━━━ DATA SUPPLIED

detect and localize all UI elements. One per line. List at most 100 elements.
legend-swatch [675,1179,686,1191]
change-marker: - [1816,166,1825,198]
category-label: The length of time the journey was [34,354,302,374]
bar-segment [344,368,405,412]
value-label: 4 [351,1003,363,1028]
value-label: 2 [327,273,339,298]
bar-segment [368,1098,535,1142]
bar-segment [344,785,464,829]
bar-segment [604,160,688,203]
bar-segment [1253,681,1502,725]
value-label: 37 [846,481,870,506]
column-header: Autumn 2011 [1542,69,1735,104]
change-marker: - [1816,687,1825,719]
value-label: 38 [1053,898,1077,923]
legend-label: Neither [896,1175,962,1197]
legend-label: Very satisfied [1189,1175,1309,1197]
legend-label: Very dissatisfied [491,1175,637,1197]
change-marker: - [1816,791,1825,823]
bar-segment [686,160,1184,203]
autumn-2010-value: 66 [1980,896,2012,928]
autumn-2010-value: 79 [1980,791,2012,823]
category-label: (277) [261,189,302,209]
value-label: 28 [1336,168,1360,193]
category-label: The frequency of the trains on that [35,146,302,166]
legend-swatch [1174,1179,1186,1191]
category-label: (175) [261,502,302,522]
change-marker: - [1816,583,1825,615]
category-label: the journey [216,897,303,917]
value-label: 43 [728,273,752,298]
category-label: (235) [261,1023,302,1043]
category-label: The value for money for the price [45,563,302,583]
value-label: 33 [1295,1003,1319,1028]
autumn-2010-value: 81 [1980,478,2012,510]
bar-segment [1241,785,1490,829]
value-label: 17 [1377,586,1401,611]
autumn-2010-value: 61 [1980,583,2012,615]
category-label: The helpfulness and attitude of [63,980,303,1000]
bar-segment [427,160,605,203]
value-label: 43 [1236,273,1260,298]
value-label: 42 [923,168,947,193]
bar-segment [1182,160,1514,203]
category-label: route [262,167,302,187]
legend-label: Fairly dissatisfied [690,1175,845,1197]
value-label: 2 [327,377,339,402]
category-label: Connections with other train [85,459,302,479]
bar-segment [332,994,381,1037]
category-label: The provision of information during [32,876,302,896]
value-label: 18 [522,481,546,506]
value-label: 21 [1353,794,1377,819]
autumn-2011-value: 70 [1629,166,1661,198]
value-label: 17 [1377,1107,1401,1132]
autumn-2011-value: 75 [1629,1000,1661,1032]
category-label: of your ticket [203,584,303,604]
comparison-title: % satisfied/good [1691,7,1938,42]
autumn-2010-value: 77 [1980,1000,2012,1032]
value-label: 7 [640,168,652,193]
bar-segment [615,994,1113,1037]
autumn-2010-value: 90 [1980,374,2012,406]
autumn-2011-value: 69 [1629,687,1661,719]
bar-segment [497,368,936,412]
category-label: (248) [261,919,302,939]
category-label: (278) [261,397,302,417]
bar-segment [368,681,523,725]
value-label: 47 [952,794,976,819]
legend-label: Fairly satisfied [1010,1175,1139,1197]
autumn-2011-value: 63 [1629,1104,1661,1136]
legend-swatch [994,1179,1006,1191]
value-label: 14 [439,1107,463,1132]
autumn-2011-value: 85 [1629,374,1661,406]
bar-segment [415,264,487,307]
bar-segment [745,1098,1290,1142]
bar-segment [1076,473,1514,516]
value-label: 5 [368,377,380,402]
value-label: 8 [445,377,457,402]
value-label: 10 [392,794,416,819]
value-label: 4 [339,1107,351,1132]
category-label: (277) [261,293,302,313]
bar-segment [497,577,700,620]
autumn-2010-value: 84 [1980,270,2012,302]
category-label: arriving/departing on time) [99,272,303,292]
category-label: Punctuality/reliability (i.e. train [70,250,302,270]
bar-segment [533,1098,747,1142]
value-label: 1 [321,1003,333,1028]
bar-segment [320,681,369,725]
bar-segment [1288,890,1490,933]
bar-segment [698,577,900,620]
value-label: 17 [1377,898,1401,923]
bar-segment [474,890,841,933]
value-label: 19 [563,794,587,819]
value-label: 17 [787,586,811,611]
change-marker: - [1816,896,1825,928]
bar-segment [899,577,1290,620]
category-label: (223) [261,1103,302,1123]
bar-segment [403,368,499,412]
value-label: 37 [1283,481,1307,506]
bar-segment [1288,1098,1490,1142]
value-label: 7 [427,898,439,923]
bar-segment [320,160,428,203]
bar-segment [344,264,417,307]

━━━━━━

### WHAT YOU WILL DO
Arrange every row above as a numbered list, leaving out any blank lines.

### EXERCISE RESULT
1. detect and localize all UI elements. One per line. List at most 100 elements.
2. legend-swatch [675,1179,686,1191]
3. change-marker: - [1816,166,1825,198]
4. category-label: The length of time the journey was [34,354,302,374]
5. bar-segment [344,368,405,412]
6. value-label: 4 [351,1003,363,1028]
7. value-label: 2 [327,273,339,298]
8. bar-segment [368,1098,535,1142]
9. bar-segment [344,785,464,829]
10. bar-segment [604,160,688,203]
11. bar-segment [1253,681,1502,725]
12. value-label: 37 [846,481,870,506]
13. column-header: Autumn 2011 [1542,69,1735,104]
14. change-marker: - [1816,687,1825,719]
15. value-label: 38 [1053,898,1077,923]
16. legend-label: Neither [896,1175,962,1197]
17. legend-label: Very satisfied [1189,1175,1309,1197]
18. legend-label: Very dissatisfied [491,1175,637,1197]
19. change-marker: - [1816,791,1825,823]
20. bar-segment [686,160,1184,203]
21. autumn-2010-value: 66 [1980,896,2012,928]
22. autumn-2010-value: 79 [1980,791,2012,823]
23. category-label: (277) [261,189,302,209]
24. value-label: 28 [1336,168,1360,193]
25. category-label: The frequency of the trains on that [35,146,302,166]
26. legend-swatch [1174,1179,1186,1191]
27. category-label: (175) [261,502,302,522]
28. change-marker: - [1816,583,1825,615]
29. category-label: the journey [216,897,303,917]
30. value-label: 43 [728,273,752,298]
31. category-label: (235) [261,1023,302,1043]
32. category-label: The value for money for the price [45,563,302,583]
33. value-label: 33 [1295,1003,1319,1028]
34. autumn-2010-value: 81 [1980,478,2012,510]
35. bar-segment [1241,785,1490,829]
36. value-label: 17 [1377,586,1401,611]
37. autumn-2010-value: 61 [1980,583,2012,615]
38. category-label: The helpfulness and attitude of [63,980,303,1000]
39. bar-segment [427,160,605,203]
40. value-label: 43 [1236,273,1260,298]
41. value-label: 42 [923,168,947,193]
42. bar-segment [1182,160,1514,203]
43. category-label: route [262,167,302,187]
44. legend-label: Fairly dissatisfied [690,1175,845,1197]
45. value-label: 2 [327,377,339,402]
46. category-label: Connections with other train [85,459,302,479]
47. bar-segment [332,994,381,1037]
48. category-label: The provision of information during [32,876,302,896]
49. value-label: 18 [522,481,546,506]
50. value-label: 21 [1353,794,1377,819]
51. autumn-2011-value: 70 [1629,166,1661,198]
52. value-label: 17 [1377,1107,1401,1132]
53. autumn-2011-value: 75 [1629,1000,1661,1032]
54. category-label: of your ticket [203,584,303,604]
55. comparison-title: % satisfied/good [1691,7,1938,42]
56. autumn-2010-value: 77 [1980,1000,2012,1032]
57. value-label: 7 [640,168,652,193]
58. bar-segment [615,994,1113,1037]
59. autumn-2010-value: 90 [1980,374,2012,406]
60. autumn-2011-value: 69 [1629,687,1661,719]
61. bar-segment [497,368,936,412]
62. category-label: (248) [261,919,302,939]
63. category-label: (278) [261,397,302,417]
64. bar-segment [368,681,523,725]
65. value-label: 47 [952,794,976,819]
66. legend-label: Fairly satisfied [1010,1175,1139,1197]
67. autumn-2011-value: 63 [1629,1104,1661,1136]
68. legend-swatch [994,1179,1006,1191]
69. value-label: 14 [439,1107,463,1132]
70. autumn-2011-value: 85 [1629,374,1661,406]
71. bar-segment [415,264,487,307]
72. bar-segment [745,1098,1290,1142]
73. bar-segment [1076,473,1514,516]
74. value-label: 5 [368,377,380,402]
75. value-label: 8 [445,377,457,402]
76. value-label: 10 [392,794,416,819]
77. value-label: 4 [339,1107,351,1132]
78. category-label: (277) [261,293,302,313]
79. bar-segment [497,577,700,620]
80. autumn-2010-value: 84 [1980,270,2012,302]
81. category-label: arriving/departing on time) [99,272,303,292]
82. category-label: Punctuality/reliability (i.e. train [70,250,302,270]
83. bar-segment [533,1098,747,1142]
84. value-label: 1 [321,1003,333,1028]
85. bar-segment [320,681,369,725]
86. bar-segment [1288,890,1490,933]
87. bar-segment [698,577,900,620]
88. value-label: 17 [1377,898,1401,923]
89. bar-segment [474,890,841,933]
90. value-label: 19 [563,794,587,819]
91. value-label: 17 [787,586,811,611]
92. change-marker: - [1816,896,1825,928]
93. bar-segment [899,577,1290,620]
94. category-label: (223) [261,1103,302,1123]
95. bar-segment [403,368,499,412]
96. value-label: 37 [1283,481,1307,506]
97. bar-segment [1288,1098,1490,1142]
98. value-label: 7 [427,898,439,923]
99. bar-segment [320,160,428,203]
100. bar-segment [344,264,417,307]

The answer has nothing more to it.